• [Short task] The entries below should be transcribed in their entirety, exactly as written.

++++++++

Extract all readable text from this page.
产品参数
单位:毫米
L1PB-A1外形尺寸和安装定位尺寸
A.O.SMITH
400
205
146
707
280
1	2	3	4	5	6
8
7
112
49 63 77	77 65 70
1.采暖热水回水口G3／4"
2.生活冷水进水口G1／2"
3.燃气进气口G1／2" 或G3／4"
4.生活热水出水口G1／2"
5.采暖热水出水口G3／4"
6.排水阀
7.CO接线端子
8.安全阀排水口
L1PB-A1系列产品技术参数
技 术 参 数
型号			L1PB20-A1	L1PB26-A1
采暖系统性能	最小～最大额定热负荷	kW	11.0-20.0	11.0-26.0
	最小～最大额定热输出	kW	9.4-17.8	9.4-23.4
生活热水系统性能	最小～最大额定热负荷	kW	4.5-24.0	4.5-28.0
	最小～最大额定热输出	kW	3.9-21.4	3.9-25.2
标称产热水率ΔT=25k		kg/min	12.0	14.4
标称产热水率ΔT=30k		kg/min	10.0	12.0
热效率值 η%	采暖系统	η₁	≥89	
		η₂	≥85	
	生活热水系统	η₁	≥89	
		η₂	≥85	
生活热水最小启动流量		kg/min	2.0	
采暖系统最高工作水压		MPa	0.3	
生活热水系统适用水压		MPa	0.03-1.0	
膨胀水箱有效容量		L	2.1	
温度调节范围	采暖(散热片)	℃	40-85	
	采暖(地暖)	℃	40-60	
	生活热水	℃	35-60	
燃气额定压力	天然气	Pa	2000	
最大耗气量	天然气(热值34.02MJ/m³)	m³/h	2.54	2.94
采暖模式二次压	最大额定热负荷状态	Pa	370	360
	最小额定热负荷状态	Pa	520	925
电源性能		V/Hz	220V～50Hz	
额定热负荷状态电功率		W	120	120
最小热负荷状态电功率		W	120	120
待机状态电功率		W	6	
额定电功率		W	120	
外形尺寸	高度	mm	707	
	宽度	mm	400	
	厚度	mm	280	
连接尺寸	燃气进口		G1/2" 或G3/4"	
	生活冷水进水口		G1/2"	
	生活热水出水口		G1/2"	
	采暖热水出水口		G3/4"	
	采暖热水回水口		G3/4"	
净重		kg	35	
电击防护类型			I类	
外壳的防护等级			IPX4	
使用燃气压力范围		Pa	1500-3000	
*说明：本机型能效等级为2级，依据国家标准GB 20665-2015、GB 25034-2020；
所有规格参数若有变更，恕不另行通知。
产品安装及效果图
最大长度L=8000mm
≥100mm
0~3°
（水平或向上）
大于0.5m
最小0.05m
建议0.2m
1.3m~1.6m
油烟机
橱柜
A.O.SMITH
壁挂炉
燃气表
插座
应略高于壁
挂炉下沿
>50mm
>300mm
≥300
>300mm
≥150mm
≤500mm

++++++++

• [Solved exercise]
Extract all readable text from this page.
产品参数
单位:毫米
L1PB-A1外形尺寸和安装定位尺寸
A.O.SMITH
400
205
146
707
280
1	2	3	4	5	6
8
7
112
49 63 77	77 65 70
1.采暖热水回水口G3／4"
2.生活冷水进水口G1／2"
3.燃气进气口G1／2" 或G3／4"
4.生活热水出水口G1／2"
5.采暖热水出水口G3／4"
6.排水阀
7.CO接线端子
8.安全阀排水口
L1PB-A1系列产品技术参数
技 术 参 数
型号			L1PB20-A1	L1PB26-A1
采暖系统性能	最小～最大额定热负荷	kW	11.0-20.0	11.0-26.0
	最小～最大额定热输出	kW	9.4-17.8	9.4-23.4
生活热水系统性能	最小～最大额定热负荷	kW	4.5-24.0	4.5-28.0
	最小～最大额定热输出	kW	3.9-21.4	3.9-25.2
标称产热水率ΔT=25k		kg/min	12.0	14.4
标称产热水率ΔT=30k		kg/min	10.0	12.0
热效率值 η%	采暖系统	η₁	≥89	
		η₂	≥85	
	生活热水系统	η₁	≥89	
		η₂	≥85	
生活热水最小启动流量		kg/min	2.0	
采暖系统最高工作水压		MPa	0.3	
生活热水系统适用水压		MPa	0.03-1.0	
膨胀水箱有效容量		L	2.1	
温度调节范围	采暖(散热片)	℃	40-85	
	采暖(地暖)	℃	40-60	
	生活热水	℃	35-60	
燃气额定压力	天然气	Pa	2000	
最大耗气量	天然气(热值34.02MJ/m³)	m³/h	2.54	2.94
采暖模式二次压	最大额定热负荷状态	Pa	370	360
	最小额定热负荷状态	Pa	520	925
电源性能		V/Hz	220V～50Hz	
额定热负荷状态电功率		W	120	120
最小热负荷状态电功率		W	120	120
待机状态电功率		W	6	
额定电功率		W	120	
外形尺寸	高度	mm	707	
	宽度	mm	400	
	厚度	mm	280	
连接尺寸	燃气进口		G1/2" 或G3/4"	
	生活冷水进水口		G1/2"	
	生活热水出水口		G1/2"	
	采暖热水出水口		G3/4"	
	采暖热水回水口		G3/4"	
净重		kg	35	
电击防护类型			I类	
外壳的防护等级			IPX4	
使用燃气压力范围		Pa	1500-3000	
*说明：本机型能效等级为2级，依据国家标准GB 20665-2015、GB 25034-2020；
所有规格参数若有变更，恕不另行通知。
产品安装及效果图
最大长度L=8000mm
≥100mm
0~3°
（水平或向上）
大于0.5m
最小0.05m
建议0.2m
1.3m~1.6m
油烟机
橱柜
A.O.SMITH
壁挂炉
燃气表
插座
应略高于壁
挂炉下沿
>50mm
>300mm
≥300
>300mm
≥150mm
≤500mm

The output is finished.